Task: Restate the records below word for word, and omit the images they hold.

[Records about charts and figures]
★ ★ ★ ★ ★

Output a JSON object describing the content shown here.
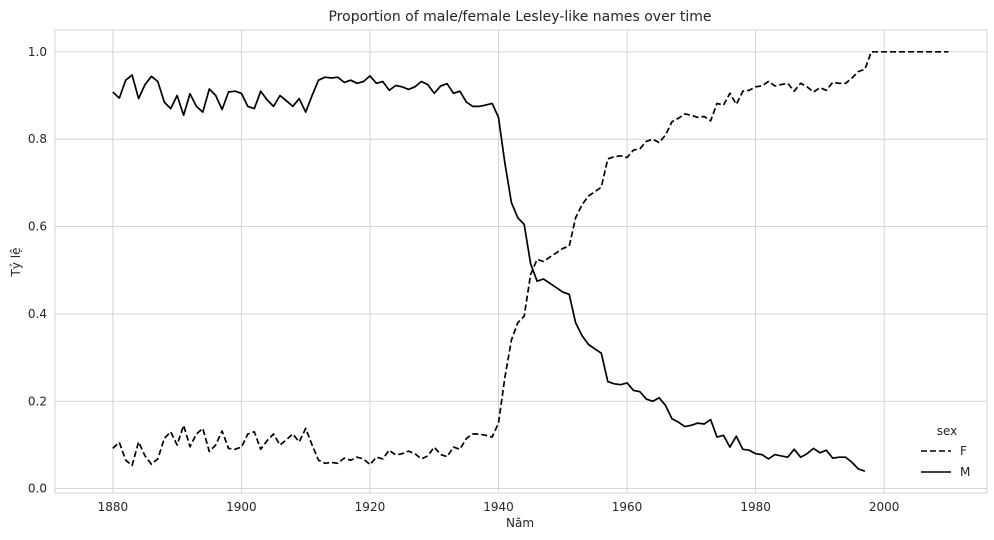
{
  "chart_data": {
    "type": "line",
    "title": "Proportion of male/female Lesley-like names over time",
    "xlabel": "Năm",
    "ylabel": "Tỷ lệ",
    "xlim": [
      1871,
      2016
    ],
    "ylim": [
      -0.01,
      1.05
    ],
    "xticks": [
      1880,
      1900,
      1920,
      1940,
      1960,
      1980,
      2000
    ],
    "yticks": [
      0.0,
      0.2,
      0.4,
      0.6,
      0.8,
      1.0
    ],
    "xtick_labels": [
      "1880",
      "1900",
      "1920",
      "1940",
      "1960",
      "1980",
      "2000"
    ],
    "ytick_labels": [
      "0.0",
      "0.2",
      "0.4",
      "0.6",
      "0.8",
      "1.0"
    ],
    "grid": true,
    "legend": {
      "title": "sex",
      "placement": "bottom-right"
    },
    "series": [
      {
        "name": "F",
        "style": "dashed",
        "color": "#000000",
        "x": [
          1880,
          1881,
          1882,
          1883,
          1884,
          1885,
          1886,
          1887,
          1888,
          1889,
          1890,
          1891,
          1892,
          1893,
          1894,
          1895,
          1896,
          1897,
          1898,
          1899,
          1900,
          1901,
          1902,
          1903,
          1904,
          1905,
          1906,
          1907,
          1908,
          1909,
          1910,
          1911,
          1912,
          1913,
          1914,
          1915,
          1916,
          1917,
          1918,
          1919,
          1920,
          1921,
          1922,
          1923,
          1924,
          1925,
          1926,
          1927,
          1928,
          1929,
          1930,
          1931,
          1932,
          1933,
          1934,
          1935,
          1936,
          1937,
          1938,
          1939,
          1940,
          1941,
          1942,
          1943,
          1944,
          1945,
          1946,
          1947,
          1948,
          1949,
          1950,
          1951,
          1952,
          1953,
          1954,
          1955,
          1956,
          1957,
          1958,
          1959,
          1960,
          1961,
          1962,
          1963,
          1964,
          1965,
          1966,
          1967,
          1968,
          1969,
          1970,
          1971,
          1972,
          1973,
          1974,
          1975,
          1976,
          1977,
          1978,
          1979,
          1980,
          1981,
          1982,
          1983,
          1984,
          1985,
          1986,
          1987,
          1988,
          1989,
          1990,
          1991,
          1992,
          1993,
          1994,
          1995,
          1996,
          1997,
          1998,
          1999,
          2000,
          2001,
          2002,
          2003,
          2004,
          2005,
          2006,
          2007,
          2008,
          2009,
          2010
        ],
        "values": [
          0.092,
          0.106,
          0.065,
          0.053,
          0.107,
          0.075,
          0.056,
          0.068,
          0.115,
          0.13,
          0.1,
          0.145,
          0.096,
          0.125,
          0.138,
          0.085,
          0.1,
          0.132,
          0.092,
          0.09,
          0.095,
          0.125,
          0.13,
          0.09,
          0.11,
          0.125,
          0.1,
          0.112,
          0.125,
          0.107,
          0.138,
          0.1,
          0.065,
          0.058,
          0.06,
          0.058,
          0.07,
          0.065,
          0.072,
          0.068,
          0.055,
          0.072,
          0.068,
          0.088,
          0.077,
          0.08,
          0.086,
          0.08,
          0.068,
          0.075,
          0.095,
          0.078,
          0.073,
          0.095,
          0.09,
          0.115,
          0.125,
          0.125,
          0.122,
          0.118,
          0.15,
          0.255,
          0.34,
          0.38,
          0.395,
          0.49,
          0.525,
          0.52,
          0.53,
          0.54,
          0.55,
          0.555,
          0.62,
          0.65,
          0.67,
          0.68,
          0.69,
          0.755,
          0.76,
          0.762,
          0.758,
          0.775,
          0.778,
          0.795,
          0.8,
          0.792,
          0.81,
          0.84,
          0.848,
          0.858,
          0.855,
          0.85,
          0.852,
          0.842,
          0.882,
          0.878,
          0.905,
          0.88,
          0.91,
          0.912,
          0.92,
          0.922,
          0.932,
          0.922,
          0.925,
          0.928,
          0.91,
          0.928,
          0.92,
          0.908,
          0.918,
          0.912,
          0.93,
          0.928,
          0.928,
          0.94,
          0.955,
          0.96,
          1.0,
          1.0,
          1.0,
          1.0,
          1.0,
          1.0,
          1.0,
          1.0,
          1.0,
          1.0,
          1.0,
          1.0,
          1.0
        ]
      },
      {
        "name": "M",
        "style": "solid",
        "color": "#000000",
        "x": [
          1880,
          1881,
          1882,
          1883,
          1884,
          1885,
          1886,
          1887,
          1888,
          1889,
          1890,
          1891,
          1892,
          1893,
          1894,
          1895,
          1896,
          1897,
          1898,
          1899,
          1900,
          1901,
          1902,
          1903,
          1904,
          1905,
          1906,
          1907,
          1908,
          1909,
          1910,
          1911,
          1912,
          1913,
          1914,
          1915,
          1916,
          1917,
          1918,
          1919,
          1920,
          1921,
          1922,
          1923,
          1924,
          1925,
          1926,
          1927,
          1928,
          1929,
          1930,
          1931,
          1932,
          1933,
          1934,
          1935,
          1936,
          1937,
          1938,
          1939,
          1940,
          1941,
          1942,
          1943,
          1944,
          1945,
          1946,
          1947,
          1948,
          1949,
          1950,
          1951,
          1952,
          1953,
          1954,
          1955,
          1956,
          1957,
          1958,
          1959,
          1960,
          1961,
          1962,
          1963,
          1964,
          1965,
          1966,
          1967,
          1968,
          1969,
          1970,
          1971,
          1972,
          1973,
          1974,
          1975,
          1976,
          1977,
          1978,
          1979,
          1980,
          1981,
          1982,
          1983,
          1984,
          1985,
          1986,
          1987,
          1988,
          1989,
          1990,
          1991,
          1992,
          1993,
          1994,
          1995,
          1996,
          1997
        ],
        "values": [
          0.908,
          0.894,
          0.935,
          0.947,
          0.893,
          0.925,
          0.944,
          0.932,
          0.885,
          0.87,
          0.9,
          0.855,
          0.904,
          0.875,
          0.862,
          0.915,
          0.9,
          0.868,
          0.908,
          0.91,
          0.905,
          0.875,
          0.87,
          0.91,
          0.89,
          0.875,
          0.9,
          0.888,
          0.875,
          0.893,
          0.862,
          0.9,
          0.935,
          0.942,
          0.94,
          0.942,
          0.93,
          0.935,
          0.928,
          0.932,
          0.945,
          0.928,
          0.932,
          0.912,
          0.923,
          0.92,
          0.914,
          0.92,
          0.932,
          0.925,
          0.905,
          0.922,
          0.927,
          0.905,
          0.91,
          0.885,
          0.875,
          0.875,
          0.878,
          0.882,
          0.85,
          0.745,
          0.655,
          0.62,
          0.605,
          0.515,
          0.475,
          0.48,
          0.47,
          0.46,
          0.45,
          0.445,
          0.38,
          0.35,
          0.33,
          0.32,
          0.31,
          0.245,
          0.24,
          0.238,
          0.242,
          0.225,
          0.222,
          0.205,
          0.2,
          0.208,
          0.19,
          0.16,
          0.152,
          0.142,
          0.145,
          0.15,
          0.148,
          0.158,
          0.118,
          0.122,
          0.095,
          0.12,
          0.09,
          0.088,
          0.08,
          0.078,
          0.068,
          0.078,
          0.075,
          0.072,
          0.09,
          0.072,
          0.08,
          0.092,
          0.082,
          0.088,
          0.07,
          0.072,
          0.072,
          0.06,
          0.045,
          0.04
        ]
      }
    ]
  }
}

★ ★ ★ ★ ★

Answer to the problem:
Output a JSON object describing the content shown here.
{
  "chart_data": {
    "type": "line",
    "title": "Proportion of male/female Lesley-like names over time",
    "xlabel": "Năm",
    "ylabel": "Tỷ lệ",
    "xlim": [
      1871,
      2016
    ],
    "ylim": [
      -0.01,
      1.05
    ],
    "xticks": [
      1880,
      1900,
      1920,
      1940,
      1960,
      1980,
      2000
    ],
    "yticks": [
      0.0,
      0.2,
      0.4,
      0.6,
      0.8,
      1.0
    ],
    "xtick_labels": [
      "1880",
      "1900",
      "1920",
      "1940",
      "1960",
      "1980",
      "2000"
    ],
    "ytick_labels": [
      "0.0",
      "0.2",
      "0.4",
      "0.6",
      "0.8",
      "1.0"
    ],
    "grid": true,
    "legend": {
      "title": "sex",
      "placement": "bottom-right"
    },
    "series": [
      {
        "name": "F",
        "style": "dashed",
        "color": "#000000",
        "x": [
          1880,
          1881,
          1882,
          1883,
          1884,
          1885,
          1886,
          1887,
          1888,
          1889,
          1890,
          1891,
          1892,
          1893,
          1894,
          1895,
          1896,
          1897,
          1898,
          1899,
          1900,
          1901,
          1902,
          1903,
          1904,
          1905,
          1906,
          1907,
          1908,
          1909,
          1910,
          1911,
          1912,
          1913,
          1914,
          1915,
          1916,
          1917,
          1918,
          1919,
          1920,
          1921,
          1922,
          1923,
          1924,
          1925,
          1926,
          1927,
          1928,
          1929,
          1930,
          1931,
          1932,
          1933,
          1934,
          1935,
          1936,
          1937,
          1938,
          1939,
          1940,
          1941,
          1942,
          1943,
          1944,
          1945,
          1946,
          1947,
          1948,
          1949,
          1950,
          1951,
          1952,
          1953,
          1954,
          1955,
          1956,
          1957,
          1958,
          1959,
          1960,
          1961,
          1962,
          1963,
          1964,
          1965,
          1966,
          1967,
          1968,
          1969,
          1970,
          1971,
          1972,
          1973,
          1974,
          1975,
          1976,
          1977,
          1978,
          1979,
          1980,
          1981,
          1982,
          1983,
          1984,
          1985,
          1986,
          1987,
          1988,
          1989,
          1990,
          1991,
          1992,
          1993,
          1994,
          1995,
          1996,
          1997,
          1998,
          1999,
          2000,
          2001,
          2002,
          2003,
          2004,
          2005,
          2006,
          2007,
          2008,
          2009,
          2010
        ],
        "values": [
          0.092,
          0.106,
          0.065,
          0.053,
          0.107,
          0.075,
          0.056,
          0.068,
          0.115,
          0.13,
          0.1,
          0.145,
          0.096,
          0.125,
          0.138,
          0.085,
          0.1,
          0.132,
          0.092,
          0.09,
          0.095,
          0.125,
          0.13,
          0.09,
          0.11,
          0.125,
          0.1,
          0.112,
          0.125,
          0.107,
          0.138,
          0.1,
          0.065,
          0.058,
          0.06,
          0.058,
          0.07,
          0.065,
          0.072,
          0.068,
          0.055,
          0.072,
          0.068,
          0.088,
          0.077,
          0.08,
          0.086,
          0.08,
          0.068,
          0.075,
          0.095,
          0.078,
          0.073,
          0.095,
          0.09,
          0.115,
          0.125,
          0.125,
          0.122,
          0.118,
          0.15,
          0.255,
          0.34,
          0.38,
          0.395,
          0.49,
          0.525,
          0.52,
          0.53,
          0.54,
          0.55,
          0.555,
          0.62,
          0.65,
          0.67,
          0.68,
          0.69,
          0.755,
          0.76,
          0.762,
          0.758,
          0.775,
          0.778,
          0.795,
          0.8,
          0.792,
          0.81,
          0.84,
          0.848,
          0.858,
          0.855,
          0.85,
          0.852,
          0.842,
          0.882,
          0.878,
          0.905,
          0.88,
          0.91,
          0.912,
          0.92,
          0.922,
          0.932,
          0.922,
          0.925,
          0.928,
          0.91,
          0.928,
          0.92,
          0.908,
          0.918,
          0.912,
          0.93,
          0.928,
          0.928,
          0.94,
          0.955,
          0.96,
          1.0,
          1.0,
          1.0,
          1.0,
          1.0,
          1.0,
          1.0,
          1.0,
          1.0,
          1.0,
          1.0,
          1.0,
          1.0
        ]
      },
      {
        "name": "M",
        "style": "solid",
        "color": "#000000",
        "x": [
          1880,
          1881,
          1882,
          1883,
          1884,
          1885,
          1886,
          1887,
          1888,
          1889,
          1890,
          1891,
          1892,
          1893,
          1894,
          1895,
          1896,
          1897,
          1898,
          1899,
          1900,
          1901,
          1902,
          1903,
          1904,
          1905,
          1906,
          1907,
          1908,
          1909,
          1910,
          1911,
          1912,
          1913,
          1914,
          1915,
          1916,
          1917,
          1918,
          1919,
          1920,
          1921,
          1922,
          1923,
          1924,
          1925,
          1926,
          1927,
          1928,
          1929,
          1930,
          1931,
          1932,
          1933,
          1934,
          1935,
          1936,
          1937,
          1938,
          1939,
          1940,
          1941,
          1942,
          1943,
          1944,
          1945,
          1946,
          1947,
          1948,
          1949,
          1950,
          1951,
          1952,
          1953,
          1954,
          1955,
          1956,
          1957,
          1958,
          1959,
          1960,
          1961,
          1962,
          1963,
          1964,
          1965,
          1966,
          1967,
          1968,
          1969,
          1970,
          1971,
          1972,
          1973,
          1974,
          1975,
          1976,
          1977,
          1978,
          1979,
          1980,
          1981,
          1982,
          1983,
          1984,
          1985,
          1986,
          1987,
          1988,
          1989,
          1990,
          1991,
          1992,
          1993,
          1994,
          1995,
          1996,
          1997
        ],
        "values": [
          0.908,
          0.894,
          0.935,
          0.947,
          0.893,
          0.925,
          0.944,
          0.932,
          0.885,
          0.87,
          0.9,
          0.855,
          0.904,
          0.875,
          0.862,
          0.915,
          0.9,
          0.868,
          0.908,
          0.91,
          0.905,
          0.875,
          0.87,
          0.91,
          0.89,
          0.875,
          0.9,
          0.888,
          0.875,
          0.893,
          0.862,
          0.9,
          0.935,
          0.942,
          0.94,
          0.942,
          0.93,
          0.935,
          0.928,
          0.932,
          0.945,
          0.928,
          0.932,
          0.912,
          0.923,
          0.92,
          0.914,
          0.92,
          0.932,
          0.925,
          0.905,
          0.922,
          0.927,
          0.905,
          0.91,
          0.885,
          0.875,
          0.875,
          0.878,
          0.882,
          0.85,
          0.745,
          0.655,
          0.62,
          0.605,
          0.515,
          0.475,
          0.48,
          0.47,
          0.46,
          0.45,
          0.445,
          0.38,
          0.35,
          0.33,
          0.32,
          0.31,
          0.245,
          0.24,
          0.238,
          0.242,
          0.225,
          0.222,
          0.205,
          0.2,
          0.208,
          0.19,
          0.16,
          0.152,
          0.142,
          0.145,
          0.15,
          0.148,
          0.158,
          0.118,
          0.122,
          0.095,
          0.12,
          0.09,
          0.088,
          0.08,
          0.078,
          0.068,
          0.078,
          0.075,
          0.072,
          0.09,
          0.072,
          0.08,
          0.092,
          0.082,
          0.088,
          0.07,
          0.072,
          0.072,
          0.06,
          0.045,
          0.04
        ]
      }
    ]
  }
}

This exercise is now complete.